# start of TEXT EXCERPT

Re: Using addCacheArchive

Chris Curtin Thu, 02 Jul 2009 05:00:47 -0700

The code below works fine in my 10 node EC2 cluster with the file being
'shared' created dynamically by a previous map/reduce job in the same flow.


I also programitically push the file, not using the hadoop fs command, so I
don't know if file paths have anything to do with it.Maybe try it without
the 'hdfs:' prefix? I don't have that anywhere.

Chris

On Thu, Jul 2, 2009 at 12:23 AM, akhil1988 <akhilan...@gmail.com> wrote:

>
> Hi Chris!
>
> Sorry for the late reply!
>
> To push the file into HDFS is clear to me and it can be done using "hadoop
> fs -put" command also (prior to executing the job), which I generally use.

# end of TEXT EXCERPT

● EXERCISE TASKS
1. Please rewrite the addCacheArchive reply between "I also programitically" and "have that anywhere.", inclusive, putting "scheme" in place of "prefix".
2. Render this sentence from the addCacheArchive reply in Spanish: "Maybe try it without the 'hdfs:' prefix?"

# start of DATASET SECTION

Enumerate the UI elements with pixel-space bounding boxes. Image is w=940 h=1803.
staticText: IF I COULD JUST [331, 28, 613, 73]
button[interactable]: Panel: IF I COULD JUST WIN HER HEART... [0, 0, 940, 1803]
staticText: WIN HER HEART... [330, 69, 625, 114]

# end of DATASET SECTION

● THE SOLUTIONS
1.
I also programitically push the file, not using the hadoop fs command, so I
don't know if file paths have anything to do with it.Maybe try it without
the 'hdfs:' scheme? I don't have that anywhere.

2. ¿Tal vez podrías probarlo sin el prefijo 'hdfs:'?